• [Work to complete]
Go through the data below. Pull out every line that has the word "Gorizia".

==========

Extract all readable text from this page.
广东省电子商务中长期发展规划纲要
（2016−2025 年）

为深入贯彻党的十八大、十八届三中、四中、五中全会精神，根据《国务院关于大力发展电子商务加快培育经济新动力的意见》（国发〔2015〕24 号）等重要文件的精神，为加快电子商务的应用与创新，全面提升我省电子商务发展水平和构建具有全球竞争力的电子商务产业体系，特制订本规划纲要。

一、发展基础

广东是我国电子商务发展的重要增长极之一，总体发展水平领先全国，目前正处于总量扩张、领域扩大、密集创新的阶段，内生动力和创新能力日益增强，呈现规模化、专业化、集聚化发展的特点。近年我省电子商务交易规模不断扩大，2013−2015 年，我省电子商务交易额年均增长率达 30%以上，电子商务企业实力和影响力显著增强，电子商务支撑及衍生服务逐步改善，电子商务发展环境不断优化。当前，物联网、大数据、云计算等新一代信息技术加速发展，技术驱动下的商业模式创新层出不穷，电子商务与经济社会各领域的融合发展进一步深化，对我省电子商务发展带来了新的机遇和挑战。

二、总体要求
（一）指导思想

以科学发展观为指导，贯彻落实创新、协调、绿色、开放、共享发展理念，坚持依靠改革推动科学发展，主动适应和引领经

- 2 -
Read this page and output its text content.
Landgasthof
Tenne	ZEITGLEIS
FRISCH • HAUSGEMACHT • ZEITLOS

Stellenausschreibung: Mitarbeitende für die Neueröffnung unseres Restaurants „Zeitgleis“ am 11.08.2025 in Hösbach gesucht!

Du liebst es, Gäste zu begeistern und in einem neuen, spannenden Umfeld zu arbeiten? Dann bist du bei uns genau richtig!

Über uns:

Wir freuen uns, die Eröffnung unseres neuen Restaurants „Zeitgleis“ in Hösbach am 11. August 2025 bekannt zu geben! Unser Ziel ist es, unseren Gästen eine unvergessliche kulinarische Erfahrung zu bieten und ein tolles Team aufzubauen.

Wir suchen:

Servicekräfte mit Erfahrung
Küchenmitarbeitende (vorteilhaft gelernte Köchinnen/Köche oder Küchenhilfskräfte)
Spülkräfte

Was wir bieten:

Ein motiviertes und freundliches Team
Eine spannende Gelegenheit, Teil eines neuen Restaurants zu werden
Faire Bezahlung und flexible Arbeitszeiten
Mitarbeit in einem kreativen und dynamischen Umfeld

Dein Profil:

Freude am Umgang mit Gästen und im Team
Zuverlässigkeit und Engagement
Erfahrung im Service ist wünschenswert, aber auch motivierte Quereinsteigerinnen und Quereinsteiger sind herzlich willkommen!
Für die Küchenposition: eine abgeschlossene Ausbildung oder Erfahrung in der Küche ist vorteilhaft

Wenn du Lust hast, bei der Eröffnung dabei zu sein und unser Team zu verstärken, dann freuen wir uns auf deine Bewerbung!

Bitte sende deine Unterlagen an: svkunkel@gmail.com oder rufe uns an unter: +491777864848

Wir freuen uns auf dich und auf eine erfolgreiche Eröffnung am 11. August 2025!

==========

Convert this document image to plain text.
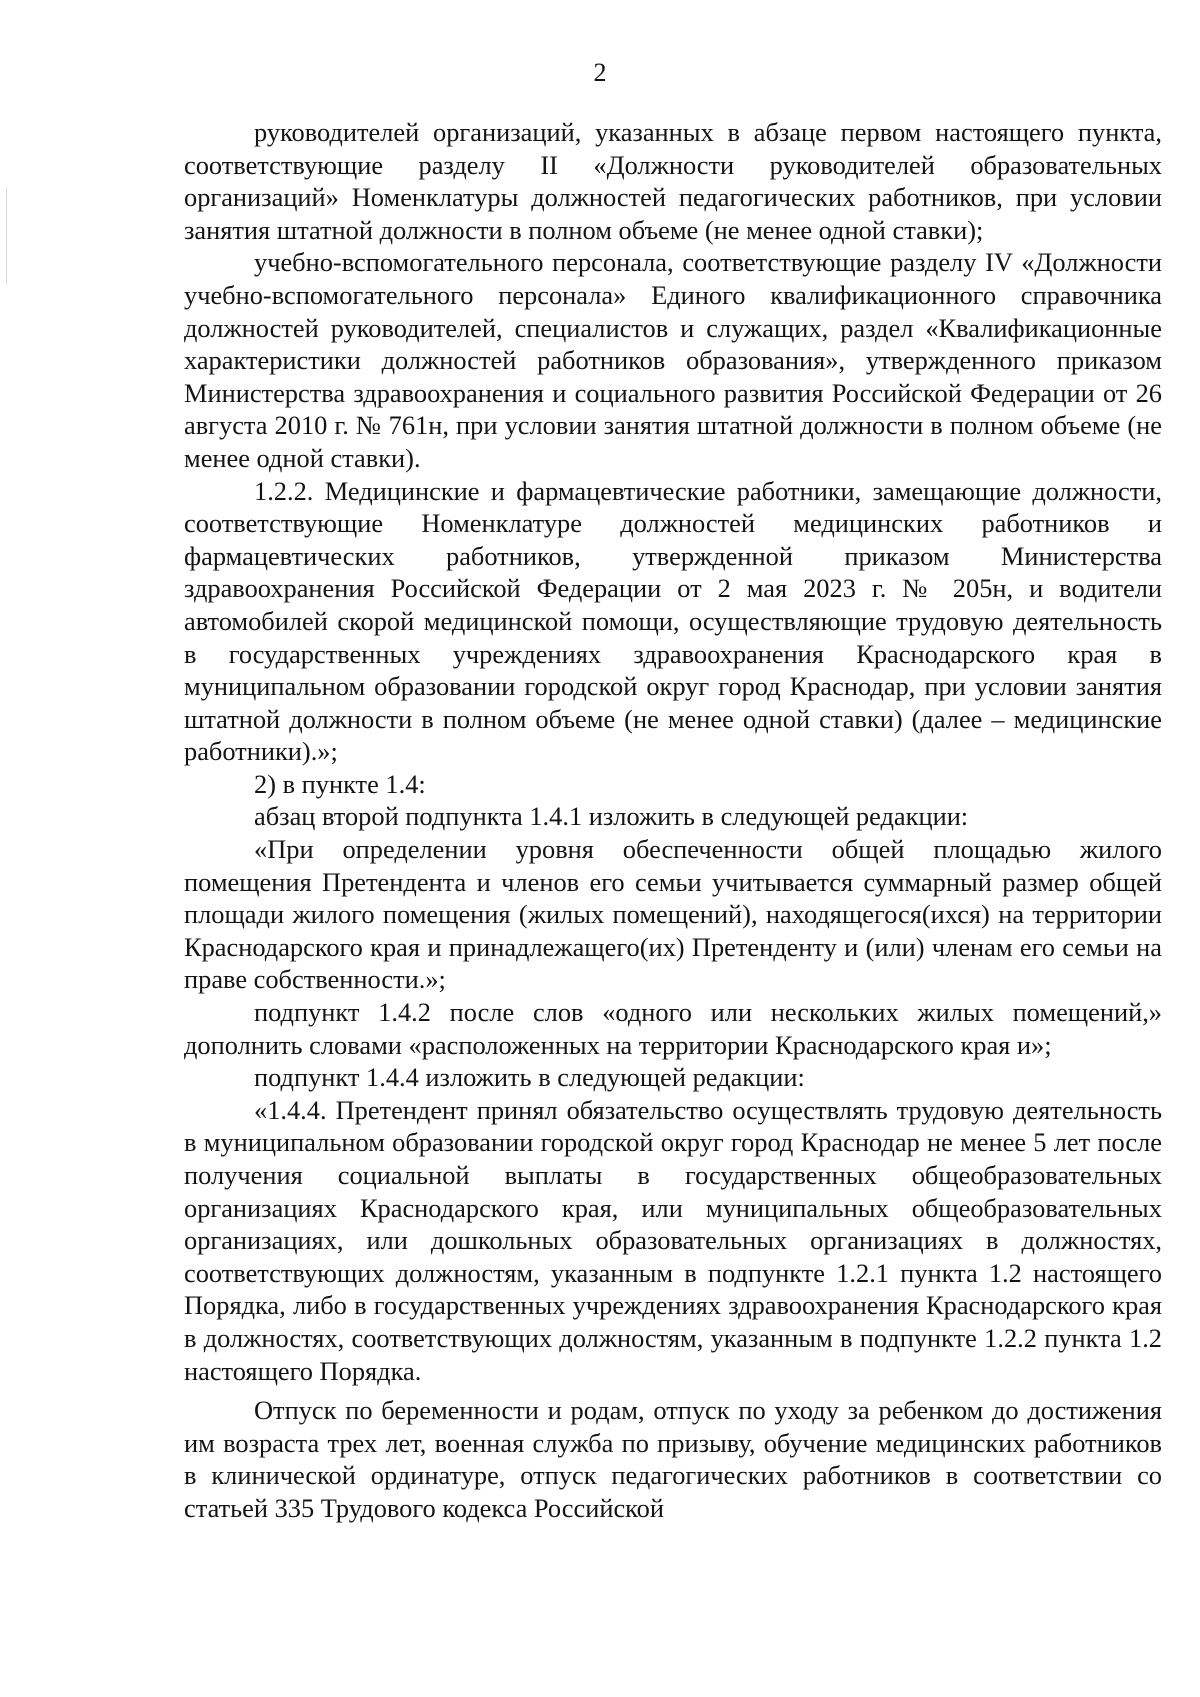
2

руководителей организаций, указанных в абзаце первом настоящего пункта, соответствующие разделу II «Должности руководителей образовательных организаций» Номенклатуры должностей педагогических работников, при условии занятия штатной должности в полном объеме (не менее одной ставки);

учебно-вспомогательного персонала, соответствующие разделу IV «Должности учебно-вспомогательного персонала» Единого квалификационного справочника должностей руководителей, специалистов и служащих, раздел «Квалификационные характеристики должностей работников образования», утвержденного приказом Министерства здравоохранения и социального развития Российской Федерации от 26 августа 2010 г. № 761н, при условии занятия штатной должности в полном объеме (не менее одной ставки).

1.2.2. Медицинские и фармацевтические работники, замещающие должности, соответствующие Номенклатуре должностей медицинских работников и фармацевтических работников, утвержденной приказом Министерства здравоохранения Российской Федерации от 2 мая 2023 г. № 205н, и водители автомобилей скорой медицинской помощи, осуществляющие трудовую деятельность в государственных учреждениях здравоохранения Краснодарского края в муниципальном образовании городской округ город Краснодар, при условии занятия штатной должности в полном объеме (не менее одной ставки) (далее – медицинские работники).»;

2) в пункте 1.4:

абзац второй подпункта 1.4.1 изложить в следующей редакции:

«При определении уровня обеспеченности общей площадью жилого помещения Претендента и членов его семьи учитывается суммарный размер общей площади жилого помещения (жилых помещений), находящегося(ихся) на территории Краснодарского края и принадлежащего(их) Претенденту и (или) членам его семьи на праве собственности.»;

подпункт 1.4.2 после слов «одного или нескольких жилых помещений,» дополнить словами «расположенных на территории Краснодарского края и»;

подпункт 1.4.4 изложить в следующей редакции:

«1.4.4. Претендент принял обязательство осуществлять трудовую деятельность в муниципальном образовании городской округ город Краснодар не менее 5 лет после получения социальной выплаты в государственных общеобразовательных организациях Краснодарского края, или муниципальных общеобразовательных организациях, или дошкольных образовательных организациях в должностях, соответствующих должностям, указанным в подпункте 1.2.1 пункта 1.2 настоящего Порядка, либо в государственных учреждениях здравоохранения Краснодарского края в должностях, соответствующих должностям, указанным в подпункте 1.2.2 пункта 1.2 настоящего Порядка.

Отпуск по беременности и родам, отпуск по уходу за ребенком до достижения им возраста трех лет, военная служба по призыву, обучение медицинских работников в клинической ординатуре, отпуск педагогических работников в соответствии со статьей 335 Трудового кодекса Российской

==========

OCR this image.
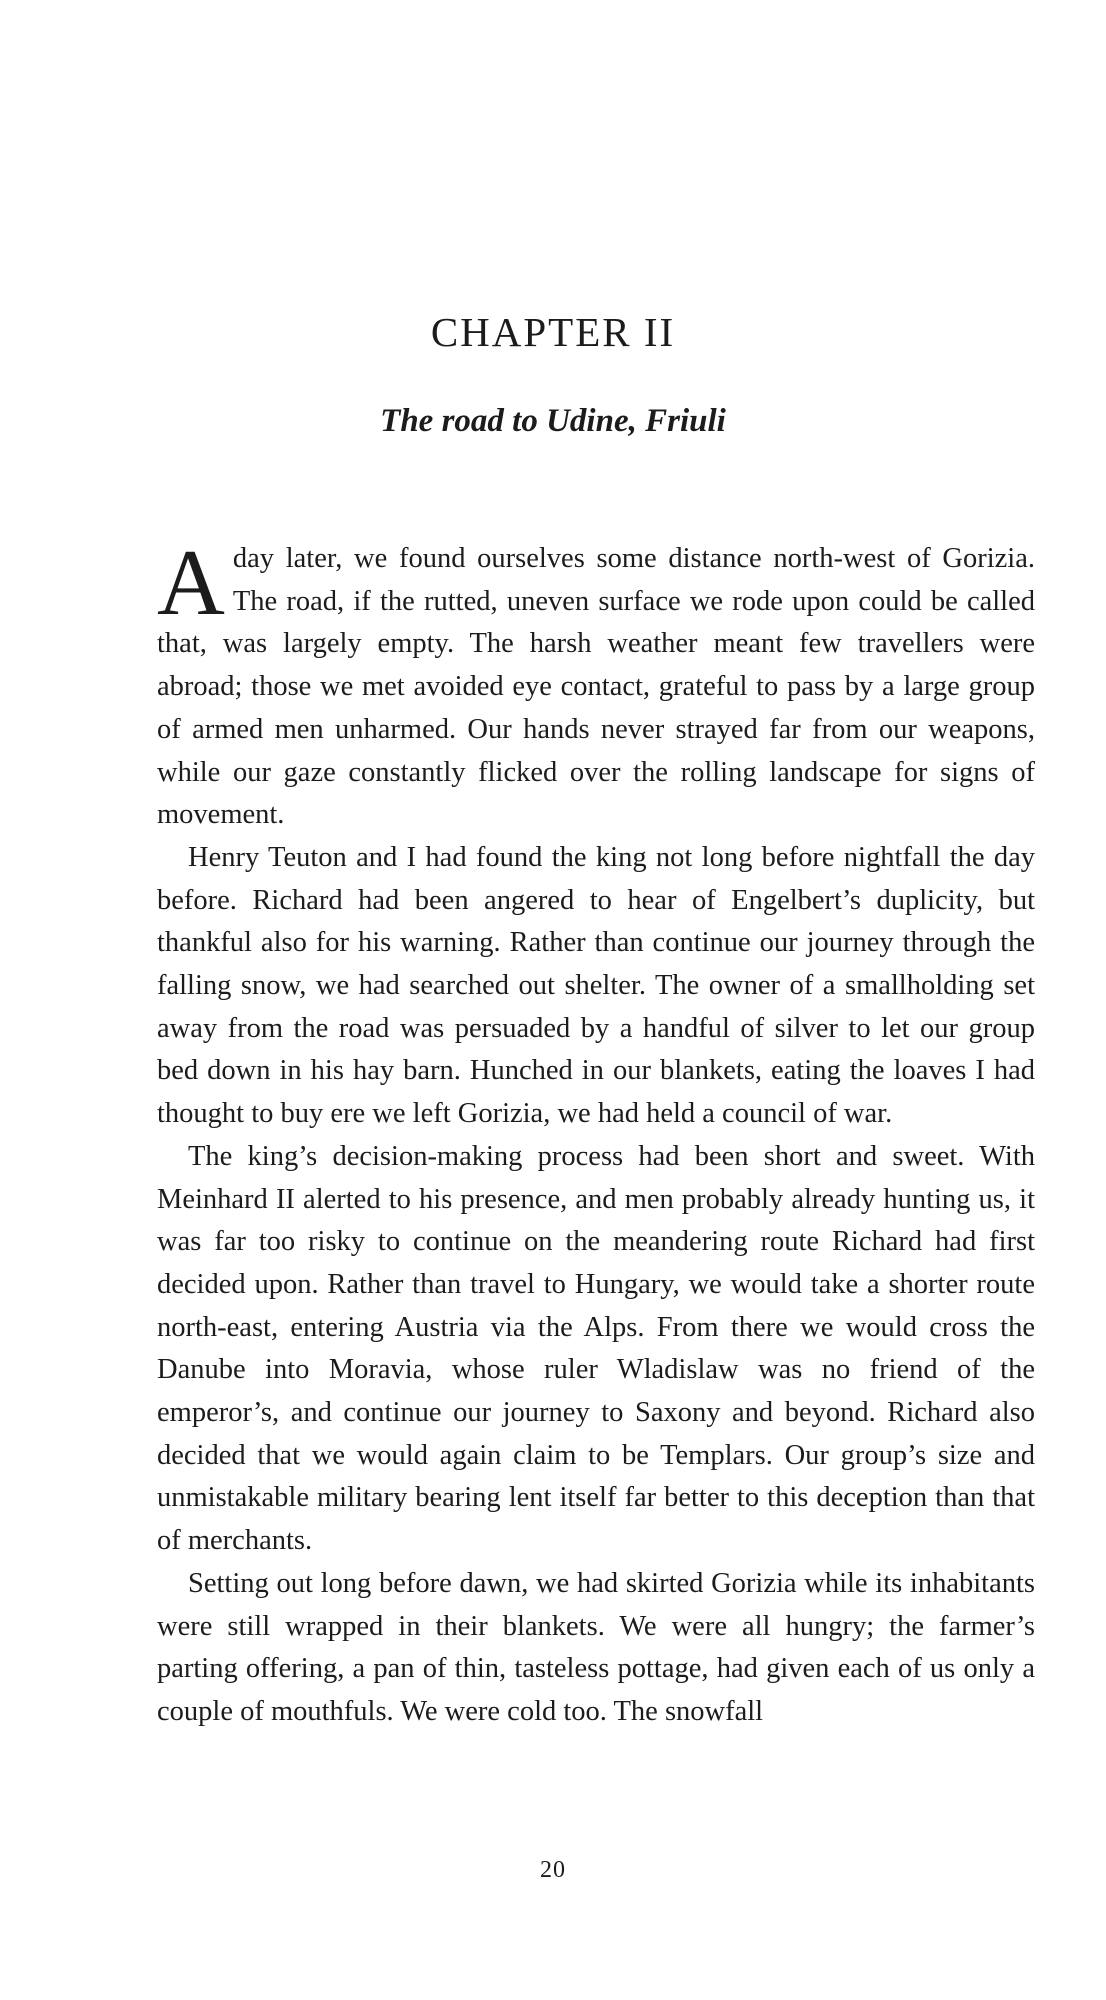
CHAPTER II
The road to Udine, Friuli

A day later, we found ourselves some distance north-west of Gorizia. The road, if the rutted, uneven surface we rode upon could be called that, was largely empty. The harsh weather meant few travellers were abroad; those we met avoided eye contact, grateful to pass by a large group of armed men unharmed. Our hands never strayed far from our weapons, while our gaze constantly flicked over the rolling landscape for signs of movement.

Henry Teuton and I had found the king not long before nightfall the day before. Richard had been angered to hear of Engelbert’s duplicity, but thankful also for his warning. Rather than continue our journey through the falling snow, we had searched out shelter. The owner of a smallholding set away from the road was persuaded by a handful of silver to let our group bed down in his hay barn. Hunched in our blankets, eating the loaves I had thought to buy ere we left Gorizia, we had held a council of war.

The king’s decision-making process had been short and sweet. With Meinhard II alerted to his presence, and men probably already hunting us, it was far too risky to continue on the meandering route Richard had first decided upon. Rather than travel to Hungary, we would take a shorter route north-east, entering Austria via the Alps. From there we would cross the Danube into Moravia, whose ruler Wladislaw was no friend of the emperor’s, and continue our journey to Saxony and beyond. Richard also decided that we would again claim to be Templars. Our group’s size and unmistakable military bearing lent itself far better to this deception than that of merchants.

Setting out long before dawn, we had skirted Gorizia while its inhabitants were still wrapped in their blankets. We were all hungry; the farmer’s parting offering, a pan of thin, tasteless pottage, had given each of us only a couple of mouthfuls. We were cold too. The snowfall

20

==========

• [Solution]
A day later, we found ourselves some distance north-west of Gorizia. The road, if the rutted, uneven surface we rode upon could be called that, was largely empty. The harsh weather meant few travellers were abroad; those we met avoided eye contact, grateful to pass by a large group of armed men unharmed. Our hands never strayed far from our weapons, while our gaze constantly flicked over the rolling landscape for signs of movement.
Henry Teuton and I had found the king not long before nightfall the day before. Richard had been angered to hear of Engelbert’s duplicity, but thankful also for his warning. Rather than continue our journey through the falling snow, we had searched out shelter. The owner of a smallholding set away from the road was persuaded by a handful of silver to let our group bed down in his hay barn. Hunched in our blankets, eating the loaves I had thought to buy ere we left Gorizia, we had held a council of war.
Setting out long before dawn, we had skirted Gorizia while its inhabitants were still wrapped in their blankets. We were all hungry; the farmer’s parting offering, a pan of thin, tasteless pottage, had given each of us only a couple of mouthfuls. We were cold too. The snowfall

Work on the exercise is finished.